TASK DIRECTIONS | Your task is to transcribe all of the records exactly and leave out the pictures.

RECORD LIST |
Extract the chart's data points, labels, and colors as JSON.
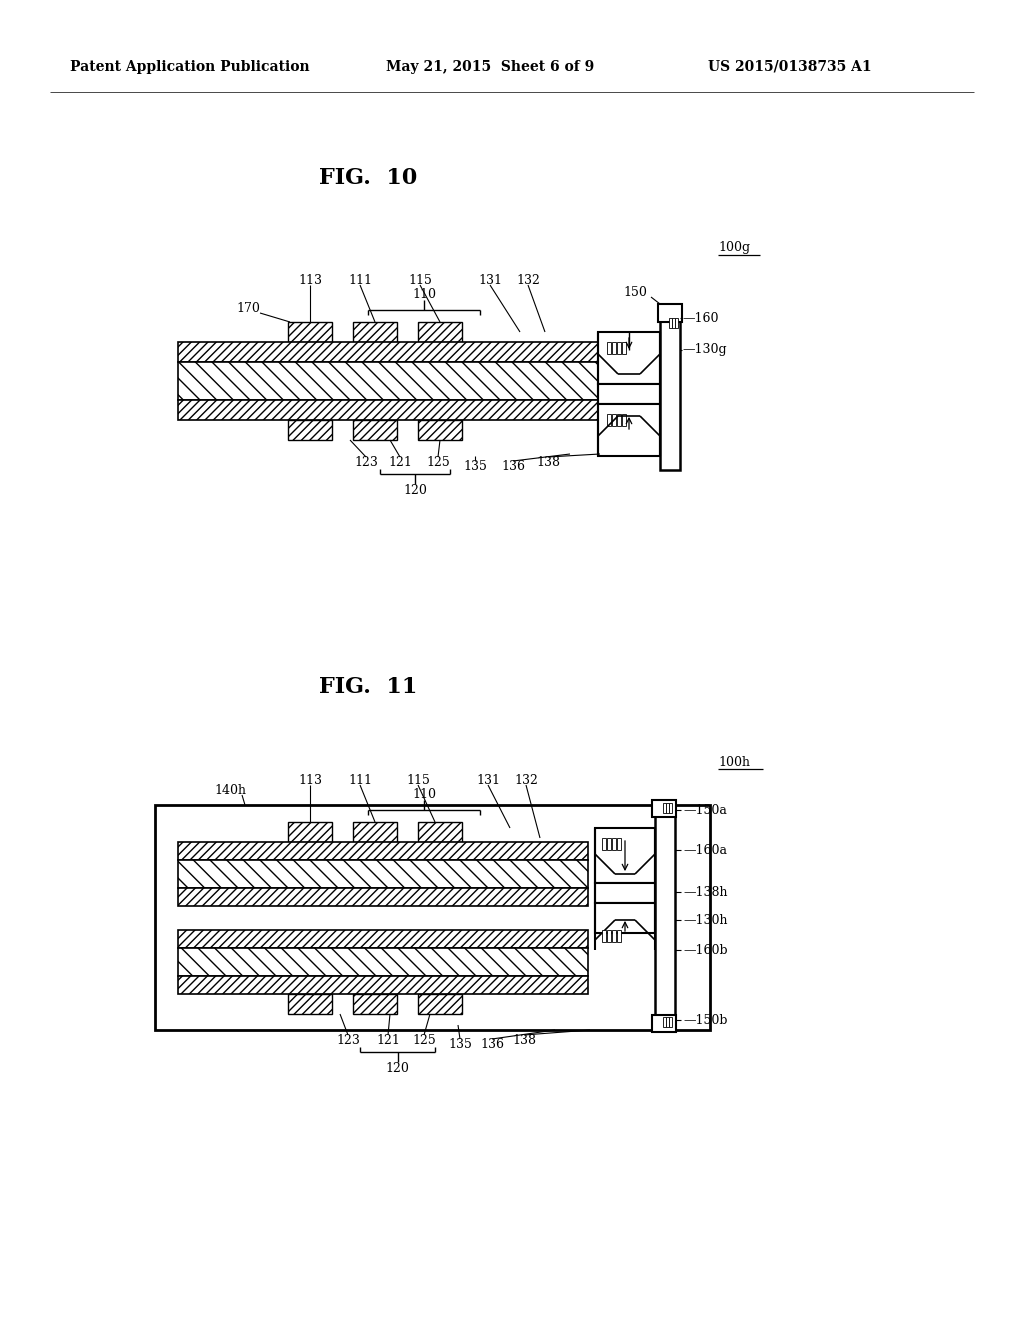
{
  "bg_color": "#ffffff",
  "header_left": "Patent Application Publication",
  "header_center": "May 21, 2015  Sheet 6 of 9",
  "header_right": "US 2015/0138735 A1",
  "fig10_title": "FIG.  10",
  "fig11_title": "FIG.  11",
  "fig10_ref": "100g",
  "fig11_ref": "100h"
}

EXERCISE RESULT |
Extract the chart's data points, labels, and colors as JSON.
{
  "bg_color": "#ffffff",
  "header_left": "Patent Application Publication",
  "header_center": "May 21, 2015  Sheet 6 of 9",
  "header_right": "US 2015/0138735 A1",
  "fig10_title": "FIG.  10",
  "fig11_title": "FIG.  11",
  "fig10_ref": "100g",
  "fig11_ref": "100h"
}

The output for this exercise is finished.